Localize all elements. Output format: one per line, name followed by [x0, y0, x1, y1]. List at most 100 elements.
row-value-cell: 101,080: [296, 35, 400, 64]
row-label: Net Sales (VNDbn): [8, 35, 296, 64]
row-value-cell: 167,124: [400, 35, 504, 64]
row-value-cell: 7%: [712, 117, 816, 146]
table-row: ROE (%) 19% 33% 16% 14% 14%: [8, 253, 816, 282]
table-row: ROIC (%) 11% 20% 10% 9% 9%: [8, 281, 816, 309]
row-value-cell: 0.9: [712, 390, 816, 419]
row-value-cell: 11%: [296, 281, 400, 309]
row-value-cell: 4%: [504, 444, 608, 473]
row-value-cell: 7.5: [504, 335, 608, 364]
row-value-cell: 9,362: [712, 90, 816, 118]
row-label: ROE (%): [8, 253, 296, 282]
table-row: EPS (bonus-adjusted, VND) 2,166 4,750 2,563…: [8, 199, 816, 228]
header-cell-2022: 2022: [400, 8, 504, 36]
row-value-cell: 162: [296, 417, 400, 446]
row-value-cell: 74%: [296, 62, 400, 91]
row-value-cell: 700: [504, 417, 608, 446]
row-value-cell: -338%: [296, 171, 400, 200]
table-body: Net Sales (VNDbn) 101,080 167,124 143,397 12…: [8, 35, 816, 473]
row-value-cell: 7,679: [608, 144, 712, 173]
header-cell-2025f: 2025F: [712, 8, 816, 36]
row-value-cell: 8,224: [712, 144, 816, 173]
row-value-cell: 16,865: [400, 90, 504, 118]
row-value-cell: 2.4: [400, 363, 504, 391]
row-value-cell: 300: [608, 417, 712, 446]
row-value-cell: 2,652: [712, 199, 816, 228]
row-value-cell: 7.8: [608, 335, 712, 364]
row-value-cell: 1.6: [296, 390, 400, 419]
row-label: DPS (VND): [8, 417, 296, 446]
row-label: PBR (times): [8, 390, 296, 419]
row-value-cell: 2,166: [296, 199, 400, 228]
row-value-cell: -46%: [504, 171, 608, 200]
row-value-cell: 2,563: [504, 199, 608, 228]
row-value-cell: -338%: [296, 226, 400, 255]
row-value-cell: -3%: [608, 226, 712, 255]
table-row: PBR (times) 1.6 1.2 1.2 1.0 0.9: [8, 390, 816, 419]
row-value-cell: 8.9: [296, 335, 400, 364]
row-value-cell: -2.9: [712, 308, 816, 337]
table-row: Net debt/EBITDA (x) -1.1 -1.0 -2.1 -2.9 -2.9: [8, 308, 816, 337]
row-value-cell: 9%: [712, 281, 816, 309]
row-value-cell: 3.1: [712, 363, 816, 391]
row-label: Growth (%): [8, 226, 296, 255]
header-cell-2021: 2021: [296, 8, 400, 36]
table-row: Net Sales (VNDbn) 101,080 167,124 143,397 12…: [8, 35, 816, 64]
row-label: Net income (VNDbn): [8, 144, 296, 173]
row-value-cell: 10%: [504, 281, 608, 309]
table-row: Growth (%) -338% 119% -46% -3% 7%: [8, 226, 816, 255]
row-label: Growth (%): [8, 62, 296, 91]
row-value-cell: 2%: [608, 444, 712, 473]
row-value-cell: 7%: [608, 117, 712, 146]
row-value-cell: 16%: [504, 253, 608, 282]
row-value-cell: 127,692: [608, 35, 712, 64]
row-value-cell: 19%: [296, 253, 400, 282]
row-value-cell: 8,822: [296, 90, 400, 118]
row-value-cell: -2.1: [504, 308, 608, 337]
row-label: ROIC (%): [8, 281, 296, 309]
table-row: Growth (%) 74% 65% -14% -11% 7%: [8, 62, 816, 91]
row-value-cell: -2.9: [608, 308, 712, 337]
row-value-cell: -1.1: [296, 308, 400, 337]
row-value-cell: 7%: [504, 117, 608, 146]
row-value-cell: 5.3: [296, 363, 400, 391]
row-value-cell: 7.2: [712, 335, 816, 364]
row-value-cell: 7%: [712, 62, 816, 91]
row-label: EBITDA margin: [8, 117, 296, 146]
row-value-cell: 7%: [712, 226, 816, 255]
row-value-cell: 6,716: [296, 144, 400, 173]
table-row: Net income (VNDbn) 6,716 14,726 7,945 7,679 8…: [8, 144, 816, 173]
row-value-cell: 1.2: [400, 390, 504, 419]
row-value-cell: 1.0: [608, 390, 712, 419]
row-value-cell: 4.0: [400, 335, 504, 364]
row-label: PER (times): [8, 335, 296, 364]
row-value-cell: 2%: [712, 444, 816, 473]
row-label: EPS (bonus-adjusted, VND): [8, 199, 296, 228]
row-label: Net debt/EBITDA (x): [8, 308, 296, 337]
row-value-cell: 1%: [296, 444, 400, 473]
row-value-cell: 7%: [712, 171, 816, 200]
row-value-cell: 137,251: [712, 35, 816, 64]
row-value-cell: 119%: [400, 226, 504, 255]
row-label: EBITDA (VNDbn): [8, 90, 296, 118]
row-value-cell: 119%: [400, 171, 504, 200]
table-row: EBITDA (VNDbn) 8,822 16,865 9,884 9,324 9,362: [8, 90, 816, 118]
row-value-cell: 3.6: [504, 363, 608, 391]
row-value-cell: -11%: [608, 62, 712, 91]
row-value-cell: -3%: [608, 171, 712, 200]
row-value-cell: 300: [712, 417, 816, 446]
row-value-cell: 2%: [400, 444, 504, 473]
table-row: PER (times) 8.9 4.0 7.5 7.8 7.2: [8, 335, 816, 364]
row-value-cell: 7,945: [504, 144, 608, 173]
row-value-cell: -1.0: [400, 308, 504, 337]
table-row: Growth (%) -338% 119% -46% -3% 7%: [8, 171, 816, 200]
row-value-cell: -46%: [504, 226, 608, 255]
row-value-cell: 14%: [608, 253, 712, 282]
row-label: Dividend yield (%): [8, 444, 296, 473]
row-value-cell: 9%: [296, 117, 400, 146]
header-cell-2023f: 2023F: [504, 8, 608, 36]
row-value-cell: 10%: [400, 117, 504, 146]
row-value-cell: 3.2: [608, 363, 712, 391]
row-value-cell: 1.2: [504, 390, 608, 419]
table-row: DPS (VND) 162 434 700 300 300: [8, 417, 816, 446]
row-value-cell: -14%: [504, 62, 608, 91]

——

## What you have to do
Copy the material word for word, starting with its first line and going on through the line with "row-value-cell: 7.8: [608, 335, 712, 364]", including both of those lines.

## Exercise solution
Localize all elements. Output format: one per line, name followed by [x0, y0, x1, y1]. List at most 100 elements.
row-value-cell: 101,080: [296, 35, 400, 64]
row-label: Net Sales (VNDbn): [8, 35, 296, 64]
row-value-cell: 167,124: [400, 35, 504, 64]
row-value-cell: 7%: [712, 117, 816, 146]
table-row: ROE (%) 19% 33% 16% 14% 14%: [8, 253, 816, 282]
table-row: ROIC (%) 11% 20% 10% 9% 9%: [8, 281, 816, 309]
row-value-cell: 0.9: [712, 390, 816, 419]
row-value-cell: 11%: [296, 281, 400, 309]
row-value-cell: 4%: [504, 444, 608, 473]
row-value-cell: 7.5: [504, 335, 608, 364]
row-value-cell: 9,362: [712, 90, 816, 118]
row-label: ROE (%): [8, 253, 296, 282]
table-row: EPS (bonus-adjusted, VND) 2,166 4,750 2,563…: [8, 199, 816, 228]
header-cell-2022: 2022: [400, 8, 504, 36]
row-value-cell: 162: [296, 417, 400, 446]
row-value-cell: 74%: [296, 62, 400, 91]
row-value-cell: 700: [504, 417, 608, 446]
row-value-cell: -338%: [296, 171, 400, 200]
table-body: Net Sales (VNDbn) 101,080 167,124 143,397 12…: [8, 35, 816, 473]
row-value-cell: 7,679: [608, 144, 712, 173]
header-cell-2025f: 2025F: [712, 8, 816, 36]
row-value-cell: 8,224: [712, 144, 816, 173]
row-value-cell: 16,865: [400, 90, 504, 118]
row-value-cell: 2.4: [400, 363, 504, 391]
row-value-cell: 300: [608, 417, 712, 446]
row-value-cell: 2,652: [712, 199, 816, 228]
row-value-cell: 7.8: [608, 335, 712, 364]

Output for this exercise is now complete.